▸ Task prompt: Transcribe the material word for word, but without the images.

-- Start of Data for this task --

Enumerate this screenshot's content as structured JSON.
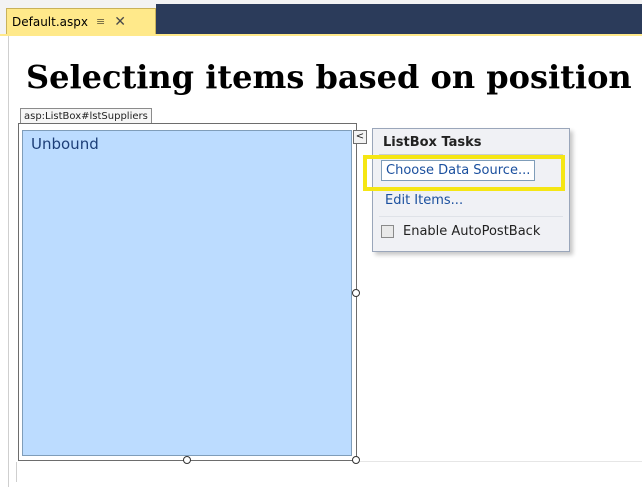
{
  "tab": {
    "label": "Default.aspx",
    "pin_icon": "pin-icon",
    "close_icon": "close-icon"
  },
  "page": {
    "heading": "Selecting items based on position"
  },
  "control": {
    "tag_label": "asp:ListBox#lstSuppliers",
    "items": [
      "Unbound"
    ]
  },
  "smart_tag": {
    "glyph": "<",
    "title": "ListBox Tasks",
    "tasks": [
      "Choose Data Source...",
      "Edit Items..."
    ],
    "checkbox_label": "Enable AutoPostBack",
    "checkbox_checked": false
  },
  "colors": {
    "tab_active": "#ffe98a",
    "listbox_bg": "#bcdcff",
    "highlight": "#f5e614",
    "link": "#1a4f9e"
  }
}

-- End of Data for this task --

▸ Final result:
Enumerate this screenshot's content as structured JSON.
{
  "tab": {
    "label": "Default.aspx",
    "pin_icon": "pin-icon",
    "close_icon": "close-icon"
  },
  "page": {
    "heading": "Selecting items based on position"
  },
  "control": {
    "tag_label": "asp:ListBox#lstSuppliers",
    "items": [
      "Unbound"
    ]
  },
  "smart_tag": {
    "glyph": "<",
    "title": "ListBox Tasks",
    "tasks": [
      "Choose Data Source...",
      "Edit Items..."
    ],
    "checkbox_label": "Enable AutoPostBack",
    "checkbox_checked": false
  },
  "colors": {
    "tab_active": "#ffe98a",
    "listbox_bg": "#bcdcff",
    "highlight": "#f5e614",
    "link": "#1a4f9e"
  }
}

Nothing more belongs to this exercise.